* What you have to do *
Lines containing "from" are to be counted. Report the count alone.

* Task input *
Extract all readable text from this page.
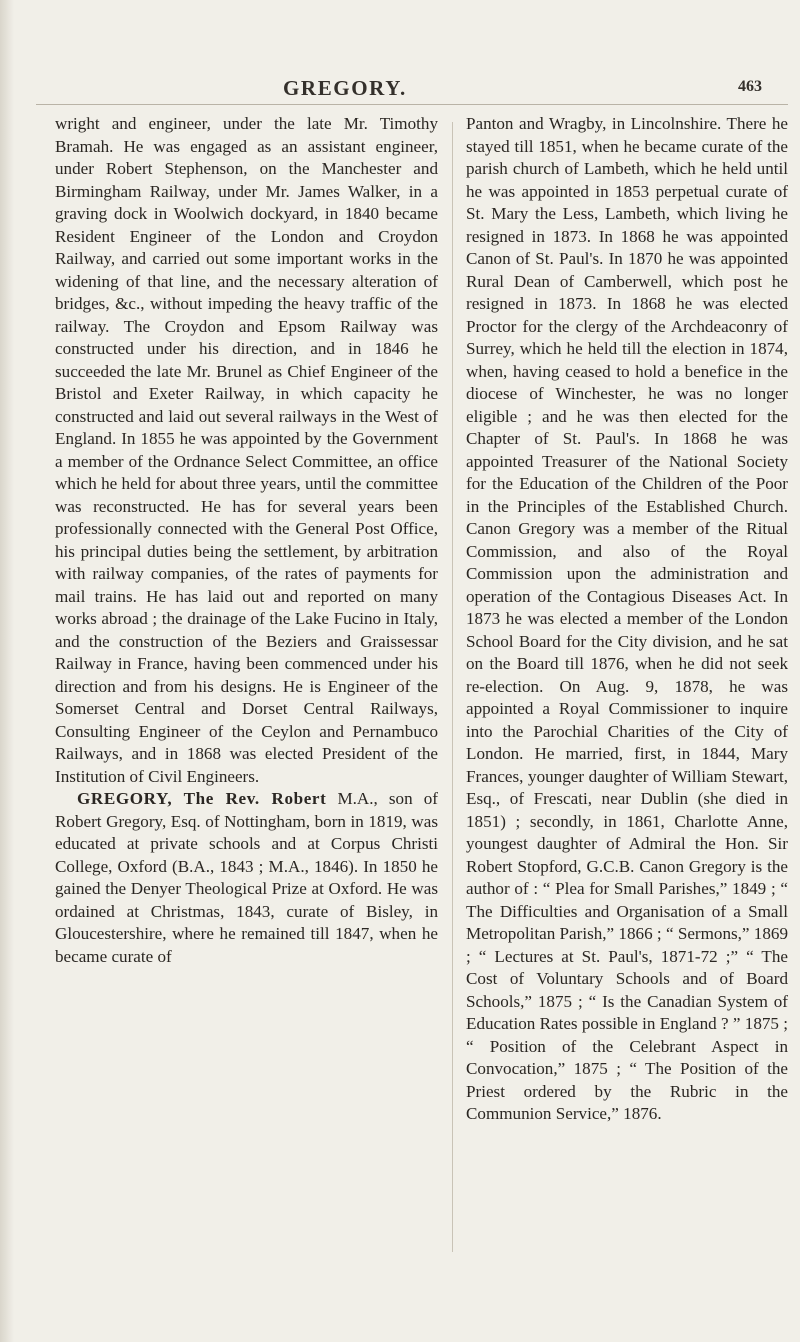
GREGORY.	463

wright and engineer, under the late Mr. Timothy Bramah. He was engaged as an assistant engineer, under Robert Stephenson, on the Manchester and Birmingham Railway, under Mr. James Walker, in a graving dock in Woolwich dockyard, in 1840 became Resident Engineer of the London and Croydon Railway, and carried out some important works in the widening of that line, and the necessary alteration of bridges, &c., without impeding the heavy traffic of the railway. The Croydon and Epsom Railway was constructed under his direction, and in 1846 he succeeded the late Mr. Brunel as Chief Engineer of the Bristol and Exeter Railway, in which capacity he constructed and laid out several railways in the West of England. In 1855 he was appointed by the Government a member of the Ordnance Select Committee, an office which he held for about three years, until the committee was reconstructed. He has for several years been professionally connected with the General Post Office, his principal duties being the settlement, by arbitration with railway companies, of the rates of payments for mail trains. He has laid out and reported on many works abroad ; the drainage of the Lake Fucino in Italy, and the construction of the Beziers and Graissessar Railway in France, having been commenced under his direction and from his designs. He is Engineer of the Somerset Central and Dorset Central Railways, Consulting Engineer of the Ceylon and Pernambuco Railways, and in 1868 was elected President of the Institution of Civil Engineers.

GREGORY, The Rev. Robert M.A., son of Robert Gregory, Esq. of Nottingham, born in 1819, was educated at private schools and at Corpus Christi College, Oxford (B.A., 1843 ; M.A., 1846). In 1850 he gained the Denyer Theological Prize at Oxford. He was ordained at Christmas, 1843, curate of Bisley, in Gloucestershire, where he remained till 1847, when he became curate of

Panton and Wragby, in Lincolnshire. There he stayed till 1851, when he became curate of the parish church of Lambeth, which he held until he was appointed in 1853 perpetual curate of St. Mary the Less, Lambeth, which living he resigned in 1873. In 1868 he was appointed Canon of St. Paul's. In 1870 he was appointed Rural Dean of Camberwell, which post he resigned in 1873. In 1868 he was elected Proctor for the clergy of the Archdeaconry of Surrey, which he held till the election in 1874, when, having ceased to hold a benefice in the diocese of Winchester, he was no longer eligible ; and he was then elected for the Chapter of St. Paul's. In 1868 he was appointed Treasurer of the National Society for the Education of the Children of the Poor in the Principles of the Established Church. Canon Gregory was a member of the Ritual Commission, and also of the Royal Commission upon the administration and operation of the Contagious Diseases Act. In 1873 he was elected a member of the London School Board for the City division, and he sat on the Board till 1876, when he did not seek re-election. On Aug. 9, 1878, he was appointed a Royal Commissioner to inquire into the Parochial Charities of the City of London. He married, first, in 1844, Mary Frances, younger daughter of William Stewart, Esq., of Frescati, near Dublin (she died in 1851) ; secondly, in 1861, Charlotte Anne, youngest daughter of Admiral the Hon. Sir Robert Stopford, G.C.B. Canon Gregory is the author of : “ Plea for Small Parishes,” 1849 ; “ The Difficulties and Organisation of a Small Metropolitan Parish,” 1866 ; “ Sermons,” 1869 ; “ Lectures at St. Paul's, 1871-72 ;” “ The Cost of Voluntary Schools and of Board Schools,” 1875 ; “ Is the Canadian System of Education Rates possible in England ? ” 1875 ; “ Position of the Celebrant Aspect in Convocation,” 1875 ; “ The Position of the Priest ordered by the Rubric in the Communion Service,” 1876.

* Solution *
2